#### [AIM]
Tally the lines in the data that follows that include the word "தகவல", and report nothing but the total.

#### [EXERCISE DATA]

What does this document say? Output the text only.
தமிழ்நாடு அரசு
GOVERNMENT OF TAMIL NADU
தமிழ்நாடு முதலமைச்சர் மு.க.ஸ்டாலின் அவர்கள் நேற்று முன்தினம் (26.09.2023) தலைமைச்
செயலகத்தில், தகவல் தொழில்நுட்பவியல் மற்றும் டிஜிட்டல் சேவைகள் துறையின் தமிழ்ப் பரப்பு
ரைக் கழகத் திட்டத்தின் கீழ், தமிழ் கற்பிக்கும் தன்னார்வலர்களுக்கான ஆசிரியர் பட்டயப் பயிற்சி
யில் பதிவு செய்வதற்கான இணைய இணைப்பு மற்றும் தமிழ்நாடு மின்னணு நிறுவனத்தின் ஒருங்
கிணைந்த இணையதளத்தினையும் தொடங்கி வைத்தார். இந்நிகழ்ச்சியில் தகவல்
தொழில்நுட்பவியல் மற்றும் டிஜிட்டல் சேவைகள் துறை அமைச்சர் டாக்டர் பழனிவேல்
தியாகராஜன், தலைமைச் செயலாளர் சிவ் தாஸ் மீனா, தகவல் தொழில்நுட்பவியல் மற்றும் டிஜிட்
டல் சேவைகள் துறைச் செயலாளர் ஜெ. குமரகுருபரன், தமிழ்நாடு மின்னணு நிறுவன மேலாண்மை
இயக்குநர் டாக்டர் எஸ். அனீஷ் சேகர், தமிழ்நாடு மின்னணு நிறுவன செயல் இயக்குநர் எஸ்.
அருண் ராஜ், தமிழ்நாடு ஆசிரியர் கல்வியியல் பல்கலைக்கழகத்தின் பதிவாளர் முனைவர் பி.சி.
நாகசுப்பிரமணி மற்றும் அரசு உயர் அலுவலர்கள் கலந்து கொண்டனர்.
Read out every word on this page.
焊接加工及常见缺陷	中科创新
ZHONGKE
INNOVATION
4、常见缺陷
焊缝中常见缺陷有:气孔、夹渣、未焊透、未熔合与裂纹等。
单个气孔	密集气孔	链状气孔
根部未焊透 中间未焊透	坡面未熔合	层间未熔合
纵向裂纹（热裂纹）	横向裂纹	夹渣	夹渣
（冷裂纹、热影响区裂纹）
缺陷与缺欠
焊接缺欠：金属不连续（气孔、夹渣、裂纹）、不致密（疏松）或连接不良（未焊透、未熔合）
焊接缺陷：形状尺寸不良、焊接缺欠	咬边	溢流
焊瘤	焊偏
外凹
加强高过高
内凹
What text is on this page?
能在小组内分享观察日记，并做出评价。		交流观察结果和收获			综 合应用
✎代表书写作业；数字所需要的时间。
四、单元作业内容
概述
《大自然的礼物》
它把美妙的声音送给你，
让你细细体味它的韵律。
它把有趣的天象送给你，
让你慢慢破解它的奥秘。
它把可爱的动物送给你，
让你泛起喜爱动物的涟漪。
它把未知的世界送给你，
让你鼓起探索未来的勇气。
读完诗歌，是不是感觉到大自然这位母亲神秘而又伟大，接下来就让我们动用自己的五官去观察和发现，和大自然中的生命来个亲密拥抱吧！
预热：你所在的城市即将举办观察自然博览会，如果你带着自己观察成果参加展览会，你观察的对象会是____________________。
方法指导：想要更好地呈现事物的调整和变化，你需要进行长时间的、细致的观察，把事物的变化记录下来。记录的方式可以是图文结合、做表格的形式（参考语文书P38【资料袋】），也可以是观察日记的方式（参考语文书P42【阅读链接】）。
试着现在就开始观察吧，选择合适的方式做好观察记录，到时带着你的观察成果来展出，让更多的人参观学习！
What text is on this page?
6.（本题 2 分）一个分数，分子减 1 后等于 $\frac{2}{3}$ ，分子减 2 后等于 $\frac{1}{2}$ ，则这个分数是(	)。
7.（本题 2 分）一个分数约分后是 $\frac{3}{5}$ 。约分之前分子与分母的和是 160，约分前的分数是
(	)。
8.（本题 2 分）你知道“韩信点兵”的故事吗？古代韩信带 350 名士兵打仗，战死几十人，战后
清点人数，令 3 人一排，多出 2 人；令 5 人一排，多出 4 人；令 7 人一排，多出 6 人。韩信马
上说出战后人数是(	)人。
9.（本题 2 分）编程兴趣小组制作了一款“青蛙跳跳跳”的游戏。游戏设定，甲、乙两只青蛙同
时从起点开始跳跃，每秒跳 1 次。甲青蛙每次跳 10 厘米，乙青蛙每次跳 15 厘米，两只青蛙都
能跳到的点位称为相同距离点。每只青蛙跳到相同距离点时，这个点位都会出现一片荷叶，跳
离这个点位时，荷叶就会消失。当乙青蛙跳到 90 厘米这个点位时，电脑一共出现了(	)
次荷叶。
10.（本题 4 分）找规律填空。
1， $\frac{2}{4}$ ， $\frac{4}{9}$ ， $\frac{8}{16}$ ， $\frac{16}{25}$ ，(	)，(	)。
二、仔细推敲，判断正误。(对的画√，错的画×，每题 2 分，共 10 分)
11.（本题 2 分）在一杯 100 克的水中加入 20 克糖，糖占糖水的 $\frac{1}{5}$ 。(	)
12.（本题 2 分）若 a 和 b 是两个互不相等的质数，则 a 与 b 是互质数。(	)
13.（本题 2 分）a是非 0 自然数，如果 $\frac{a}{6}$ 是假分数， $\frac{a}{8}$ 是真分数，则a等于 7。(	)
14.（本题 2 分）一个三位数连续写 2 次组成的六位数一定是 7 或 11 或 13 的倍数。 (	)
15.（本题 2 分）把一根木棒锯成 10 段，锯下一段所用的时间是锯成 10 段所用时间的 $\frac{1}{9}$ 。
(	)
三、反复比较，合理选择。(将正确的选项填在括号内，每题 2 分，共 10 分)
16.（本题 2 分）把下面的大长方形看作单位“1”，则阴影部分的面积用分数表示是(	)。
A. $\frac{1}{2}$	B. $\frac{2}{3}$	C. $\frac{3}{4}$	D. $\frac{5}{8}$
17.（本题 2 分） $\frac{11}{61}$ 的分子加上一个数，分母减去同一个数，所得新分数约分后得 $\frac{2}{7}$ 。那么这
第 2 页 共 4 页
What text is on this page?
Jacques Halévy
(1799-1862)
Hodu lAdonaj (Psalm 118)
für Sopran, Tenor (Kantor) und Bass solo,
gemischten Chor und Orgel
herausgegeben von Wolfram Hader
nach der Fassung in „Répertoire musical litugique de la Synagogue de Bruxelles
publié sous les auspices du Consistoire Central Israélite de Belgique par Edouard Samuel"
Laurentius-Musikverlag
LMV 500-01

#### [FINISHED ANSWER]
3